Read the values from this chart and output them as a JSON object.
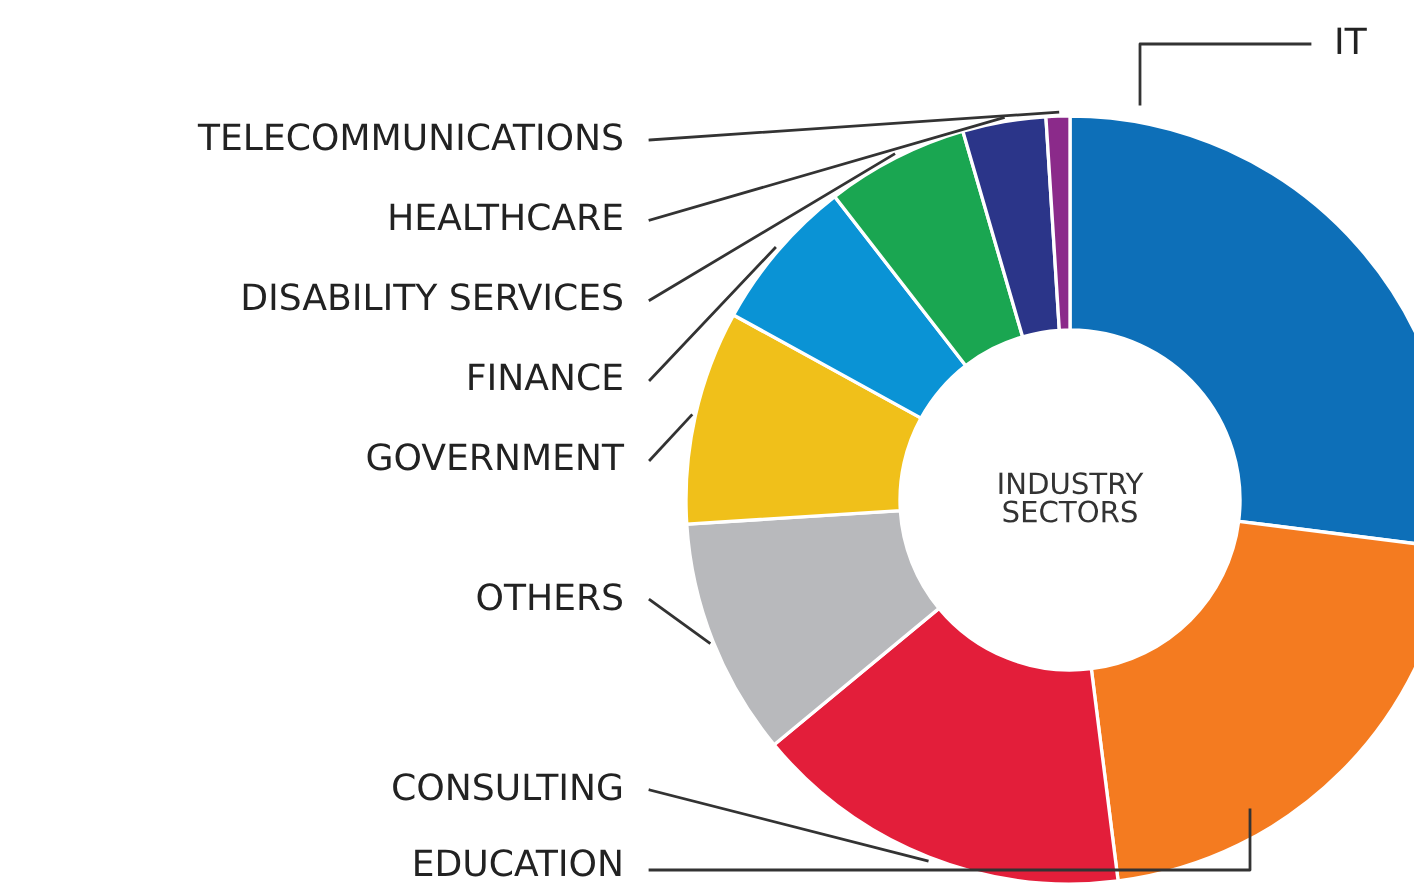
{
  "chart_data": {
    "type": "donut",
    "title": "INDUSTRY\nSECTORS",
    "categories": [
      "IT",
      "EDUCATION",
      "CONSULTING",
      "OTHERS",
      "GOVERNMENT",
      "FINANCE",
      "DISABILITY SERVICES",
      "HEALTHCARE",
      "TELECOMMUNICATIONS"
    ],
    "values": [
      27,
      21,
      16,
      10,
      9,
      6.5,
      6,
      3.5,
      1
    ],
    "colors": [
      "#0d6fb8",
      "#f47b20",
      "#e31e3a",
      "#b8b9bc",
      "#f0c01a",
      "#0a93d5",
      "#1aa651",
      "#2b3589",
      "#8b2a8a"
    ],
    "legend": false
  }
}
◆ ◆ ◆ ◆
■ What is being asked ■
Without the pictures, print the whole listing exactly as given.

■ Reply to the task ■
Read the values from this chart and output them as a JSON object.
{
  "chart_data": {
    "type": "donut",
    "title": "INDUSTRY\nSECTORS",
    "categories": [
      "IT",
      "EDUCATION",
      "CONSULTING",
      "OTHERS",
      "GOVERNMENT",
      "FINANCE",
      "DISABILITY SERVICES",
      "HEALTHCARE",
      "TELECOMMUNICATIONS"
    ],
    "values": [
      27,
      21,
      16,
      10,
      9,
      6.5,
      6,
      3.5,
      1
    ],
    "colors": [
      "#0d6fb8",
      "#f47b20",
      "#e31e3a",
      "#b8b9bc",
      "#f0c01a",
      "#0a93d5",
      "#1aa651",
      "#2b3589",
      "#8b2a8a"
    ],
    "legend": false
  }
}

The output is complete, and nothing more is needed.